[Figure contents as structured data]
⟨

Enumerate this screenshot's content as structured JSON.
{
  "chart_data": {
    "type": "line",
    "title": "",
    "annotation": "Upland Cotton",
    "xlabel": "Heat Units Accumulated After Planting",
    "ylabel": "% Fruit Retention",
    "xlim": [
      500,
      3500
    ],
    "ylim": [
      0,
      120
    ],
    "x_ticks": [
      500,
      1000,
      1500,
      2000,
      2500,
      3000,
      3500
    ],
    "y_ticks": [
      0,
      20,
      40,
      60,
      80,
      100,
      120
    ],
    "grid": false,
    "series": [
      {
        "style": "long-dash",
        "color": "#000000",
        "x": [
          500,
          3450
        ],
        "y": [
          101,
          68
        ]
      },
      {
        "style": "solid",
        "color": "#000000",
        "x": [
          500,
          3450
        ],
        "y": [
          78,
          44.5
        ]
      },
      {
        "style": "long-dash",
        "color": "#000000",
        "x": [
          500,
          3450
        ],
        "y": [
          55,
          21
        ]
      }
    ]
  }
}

⟩

*What you are asked to do*:
Faithfully copy every entry, leaving nothing out.

*Complete answer*:
Enumerate this screenshot's content as structured JSON.
{
  "chart_data": {
    "type": "line",
    "title": "",
    "annotation": "Upland Cotton",
    "xlabel": "Heat Units Accumulated After Planting",
    "ylabel": "% Fruit Retention",
    "xlim": [
      500,
      3500
    ],
    "ylim": [
      0,
      120
    ],
    "x_ticks": [
      500,
      1000,
      1500,
      2000,
      2500,
      3000,
      3500
    ],
    "y_ticks": [
      0,
      20,
      40,
      60,
      80,
      100,
      120
    ],
    "grid": false,
    "series": [
      {
        "style": "long-dash",
        "color": "#000000",
        "x": [
          500,
          3450
        ],
        "y": [
          101,
          68
        ]
      },
      {
        "style": "solid",
        "color": "#000000",
        "x": [
          500,
          3450
        ],
        "y": [
          78,
          44.5
        ]
      },
      {
        "style": "long-dash",
        "color": "#000000",
        "x": [
          500,
          3450
        ],
        "y": [
          55,
          21
        ]
      }
    ]
  }
}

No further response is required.